Exercise instructions:
Print, exactly and completely, every entry in the data.

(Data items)
◆ ◆ ◆ ◆ ◆
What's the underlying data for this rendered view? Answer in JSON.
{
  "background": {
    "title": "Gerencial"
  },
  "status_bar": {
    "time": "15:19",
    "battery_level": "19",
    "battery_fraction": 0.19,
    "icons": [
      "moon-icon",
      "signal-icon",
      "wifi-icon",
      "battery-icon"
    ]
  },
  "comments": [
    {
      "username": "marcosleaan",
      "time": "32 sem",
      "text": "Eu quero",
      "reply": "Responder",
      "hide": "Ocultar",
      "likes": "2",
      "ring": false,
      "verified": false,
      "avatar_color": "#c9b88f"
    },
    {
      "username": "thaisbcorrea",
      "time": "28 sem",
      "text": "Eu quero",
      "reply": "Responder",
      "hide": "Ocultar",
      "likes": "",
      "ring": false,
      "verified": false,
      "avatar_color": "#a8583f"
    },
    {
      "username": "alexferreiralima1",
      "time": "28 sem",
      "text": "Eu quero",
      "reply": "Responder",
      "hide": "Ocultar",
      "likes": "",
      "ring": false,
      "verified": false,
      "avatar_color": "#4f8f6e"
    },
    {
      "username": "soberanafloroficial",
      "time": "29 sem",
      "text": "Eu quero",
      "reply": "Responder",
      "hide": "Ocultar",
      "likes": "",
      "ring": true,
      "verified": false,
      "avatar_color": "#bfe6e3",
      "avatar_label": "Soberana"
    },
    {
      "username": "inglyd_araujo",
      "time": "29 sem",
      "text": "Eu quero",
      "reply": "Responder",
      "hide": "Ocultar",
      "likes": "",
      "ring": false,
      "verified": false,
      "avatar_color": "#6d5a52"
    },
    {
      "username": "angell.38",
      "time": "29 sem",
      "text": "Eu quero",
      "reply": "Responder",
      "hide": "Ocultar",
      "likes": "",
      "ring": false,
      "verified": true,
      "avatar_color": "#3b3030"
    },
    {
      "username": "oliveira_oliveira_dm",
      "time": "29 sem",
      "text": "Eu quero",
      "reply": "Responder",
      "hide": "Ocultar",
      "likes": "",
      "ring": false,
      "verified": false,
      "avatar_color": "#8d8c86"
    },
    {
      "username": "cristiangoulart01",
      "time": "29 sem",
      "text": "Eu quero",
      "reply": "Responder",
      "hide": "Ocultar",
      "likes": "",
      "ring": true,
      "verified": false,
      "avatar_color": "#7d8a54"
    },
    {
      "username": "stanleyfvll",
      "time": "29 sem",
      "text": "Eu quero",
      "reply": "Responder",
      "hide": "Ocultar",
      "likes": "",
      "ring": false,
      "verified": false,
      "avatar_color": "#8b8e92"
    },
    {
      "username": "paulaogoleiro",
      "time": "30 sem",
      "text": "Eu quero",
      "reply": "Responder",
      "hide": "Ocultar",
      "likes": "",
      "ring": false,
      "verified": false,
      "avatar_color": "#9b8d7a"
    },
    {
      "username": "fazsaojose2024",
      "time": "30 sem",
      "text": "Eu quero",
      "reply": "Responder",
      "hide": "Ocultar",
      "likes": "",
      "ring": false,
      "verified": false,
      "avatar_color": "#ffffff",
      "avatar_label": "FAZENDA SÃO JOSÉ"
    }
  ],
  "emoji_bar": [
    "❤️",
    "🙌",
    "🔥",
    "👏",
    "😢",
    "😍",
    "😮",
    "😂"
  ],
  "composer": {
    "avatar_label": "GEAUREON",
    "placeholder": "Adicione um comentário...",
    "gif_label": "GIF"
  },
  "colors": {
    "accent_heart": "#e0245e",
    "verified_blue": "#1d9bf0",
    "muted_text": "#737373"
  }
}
◆ ◆ ◆ ◆ ◆
Output of the task:
What's the underlying data for this rendered view? Answer in JSON.
{
  "background": {
    "title": "Gerencial"
  },
  "status_bar": {
    "time": "15:19",
    "battery_level": "19",
    "battery_fraction": 0.19,
    "icons": [
      "moon-icon",
      "signal-icon",
      "wifi-icon",
      "battery-icon"
    ]
  },
  "comments": [
    {
      "username": "marcosleaan",
      "time": "32 sem",
      "text": "Eu quero",
      "reply": "Responder",
      "hide": "Ocultar",
      "likes": "2",
      "ring": false,
      "verified": false,
      "avatar_color": "#c9b88f"
    },
    {
      "username": "thaisbcorrea",
      "time": "28 sem",
      "text": "Eu quero",
      "reply": "Responder",
      "hide": "Ocultar",
      "likes": "",
      "ring": false,
      "verified": false,
      "avatar_color": "#a8583f"
    },
    {
      "username": "alexferreiralima1",
      "time": "28 sem",
      "text": "Eu quero",
      "reply": "Responder",
      "hide": "Ocultar",
      "likes": "",
      "ring": false,
      "verified": false,
      "avatar_color": "#4f8f6e"
    },
    {
      "username": "soberanafloroficial",
      "time": "29 sem",
      "text": "Eu quero",
      "reply": "Responder",
      "hide": "Ocultar",
      "likes": "",
      "ring": true,
      "verified": false,
      "avatar_color": "#bfe6e3",
      "avatar_label": "Soberana"
    },
    {
      "username": "inglyd_araujo",
      "time": "29 sem",
      "text": "Eu quero",
      "reply": "Responder",
      "hide": "Ocultar",
      "likes": "",
      "ring": false,
      "verified": false,
      "avatar_color": "#6d5a52"
    },
    {
      "username": "angell.38",
      "time": "29 sem",
      "text": "Eu quero",
      "reply": "Responder",
      "hide": "Ocultar",
      "likes": "",
      "ring": false,
      "verified": true,
      "avatar_color": "#3b3030"
    },
    {
      "username": "oliveira_oliveira_dm",
      "time": "29 sem",
      "text": "Eu quero",
      "reply": "Responder",
      "hide": "Ocultar",
      "likes": "",
      "ring": false,
      "verified": false,
      "avatar_color": "#8d8c86"
    },
    {
      "username": "cristiangoulart01",
      "time": "29 sem",
      "text": "Eu quero",
      "reply": "Responder",
      "hide": "Ocultar",
      "likes": "",
      "ring": true,
      "verified": false,
      "avatar_color": "#7d8a54"
    },
    {
      "username": "stanleyfvll",
      "time": "29 sem",
      "text": "Eu quero",
      "reply": "Responder",
      "hide": "Ocultar",
      "likes": "",
      "ring": false,
      "verified": false,
      "avatar_color": "#8b8e92"
    },
    {
      "username": "paulaogoleiro",
      "time": "30 sem",
      "text": "Eu quero",
      "reply": "Responder",
      "hide": "Ocultar",
      "likes": "",
      "ring": false,
      "verified": false,
      "avatar_color": "#9b8d7a"
    },
    {
      "username": "fazsaojose2024",
      "time": "30 sem",
      "text": "Eu quero",
      "reply": "Responder",
      "hide": "Ocultar",
      "likes": "",
      "ring": false,
      "verified": false,
      "avatar_color": "#ffffff",
      "avatar_label": "FAZENDA SÃO JOSÉ"
    }
  ],
  "emoji_bar": [
    "❤️",
    "🙌",
    "🔥",
    "👏",
    "😢",
    "😍",
    "😮",
    "😂"
  ],
  "composer": {
    "avatar_label": "GEAUREON",
    "placeholder": "Adicione um comentário...",
    "gif_label": "GIF"
  },
  "colors": {
    "accent_heart": "#e0245e",
    "verified_blue": "#1d9bf0",
    "muted_text": "#737373"
  }
}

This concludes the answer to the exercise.